#### To be done
Using the records below, report how many lines hold "thut", with no extra text.

****************************************

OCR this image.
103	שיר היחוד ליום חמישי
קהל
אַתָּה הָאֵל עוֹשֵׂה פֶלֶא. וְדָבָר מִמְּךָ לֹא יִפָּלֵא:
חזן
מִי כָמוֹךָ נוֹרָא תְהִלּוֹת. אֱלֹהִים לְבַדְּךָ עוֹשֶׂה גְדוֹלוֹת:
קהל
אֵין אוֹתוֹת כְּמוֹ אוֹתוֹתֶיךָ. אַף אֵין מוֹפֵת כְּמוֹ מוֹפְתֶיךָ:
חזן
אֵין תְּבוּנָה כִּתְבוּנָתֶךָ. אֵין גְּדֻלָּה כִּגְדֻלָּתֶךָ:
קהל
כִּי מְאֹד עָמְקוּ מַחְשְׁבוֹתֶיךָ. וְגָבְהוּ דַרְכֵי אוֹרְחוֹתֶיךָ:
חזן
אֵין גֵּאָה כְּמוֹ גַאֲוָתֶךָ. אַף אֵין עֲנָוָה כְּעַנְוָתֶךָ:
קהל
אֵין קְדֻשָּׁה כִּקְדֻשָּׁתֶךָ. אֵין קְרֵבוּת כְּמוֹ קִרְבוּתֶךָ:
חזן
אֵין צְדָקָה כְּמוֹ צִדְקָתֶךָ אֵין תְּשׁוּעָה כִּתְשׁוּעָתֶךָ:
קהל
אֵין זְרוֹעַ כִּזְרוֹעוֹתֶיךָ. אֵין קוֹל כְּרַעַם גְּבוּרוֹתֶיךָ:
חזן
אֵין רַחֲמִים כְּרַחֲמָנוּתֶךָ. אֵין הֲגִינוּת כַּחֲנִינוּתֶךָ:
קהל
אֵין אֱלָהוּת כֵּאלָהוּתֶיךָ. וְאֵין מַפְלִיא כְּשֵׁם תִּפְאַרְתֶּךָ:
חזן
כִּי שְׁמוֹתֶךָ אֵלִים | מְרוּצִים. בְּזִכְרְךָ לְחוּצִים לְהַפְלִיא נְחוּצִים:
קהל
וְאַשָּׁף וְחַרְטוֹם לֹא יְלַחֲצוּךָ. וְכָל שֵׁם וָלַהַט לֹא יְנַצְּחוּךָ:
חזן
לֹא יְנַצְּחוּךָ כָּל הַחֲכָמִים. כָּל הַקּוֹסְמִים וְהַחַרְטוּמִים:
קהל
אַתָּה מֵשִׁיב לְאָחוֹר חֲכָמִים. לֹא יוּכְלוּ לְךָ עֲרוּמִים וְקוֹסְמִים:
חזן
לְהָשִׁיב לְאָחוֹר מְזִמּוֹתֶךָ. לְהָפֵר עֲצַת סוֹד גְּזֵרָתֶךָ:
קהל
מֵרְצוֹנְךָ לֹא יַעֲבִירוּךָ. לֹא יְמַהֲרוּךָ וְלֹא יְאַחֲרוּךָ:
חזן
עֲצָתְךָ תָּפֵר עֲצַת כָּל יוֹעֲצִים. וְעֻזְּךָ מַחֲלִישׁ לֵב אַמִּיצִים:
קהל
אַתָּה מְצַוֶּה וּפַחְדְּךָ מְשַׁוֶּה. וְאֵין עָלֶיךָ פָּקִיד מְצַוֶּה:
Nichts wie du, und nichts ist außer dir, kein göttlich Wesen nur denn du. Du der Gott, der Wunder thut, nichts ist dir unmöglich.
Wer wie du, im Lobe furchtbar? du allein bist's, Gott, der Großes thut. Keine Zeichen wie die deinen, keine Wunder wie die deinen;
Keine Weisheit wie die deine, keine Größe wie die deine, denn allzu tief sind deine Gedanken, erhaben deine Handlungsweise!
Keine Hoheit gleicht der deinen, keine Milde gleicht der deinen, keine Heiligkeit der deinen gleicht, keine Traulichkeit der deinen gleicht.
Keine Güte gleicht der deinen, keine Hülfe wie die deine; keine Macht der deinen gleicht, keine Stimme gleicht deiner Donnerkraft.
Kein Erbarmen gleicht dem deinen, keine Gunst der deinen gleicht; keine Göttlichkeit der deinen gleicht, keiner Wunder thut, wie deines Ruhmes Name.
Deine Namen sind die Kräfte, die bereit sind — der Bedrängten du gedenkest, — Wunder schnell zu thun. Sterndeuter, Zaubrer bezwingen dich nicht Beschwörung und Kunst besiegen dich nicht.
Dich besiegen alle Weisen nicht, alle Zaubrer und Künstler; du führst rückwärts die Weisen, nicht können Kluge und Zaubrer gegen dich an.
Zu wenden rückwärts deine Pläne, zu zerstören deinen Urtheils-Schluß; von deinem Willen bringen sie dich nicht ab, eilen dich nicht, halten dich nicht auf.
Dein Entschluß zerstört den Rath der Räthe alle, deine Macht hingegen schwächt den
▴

****************************************

#### Output for this task
3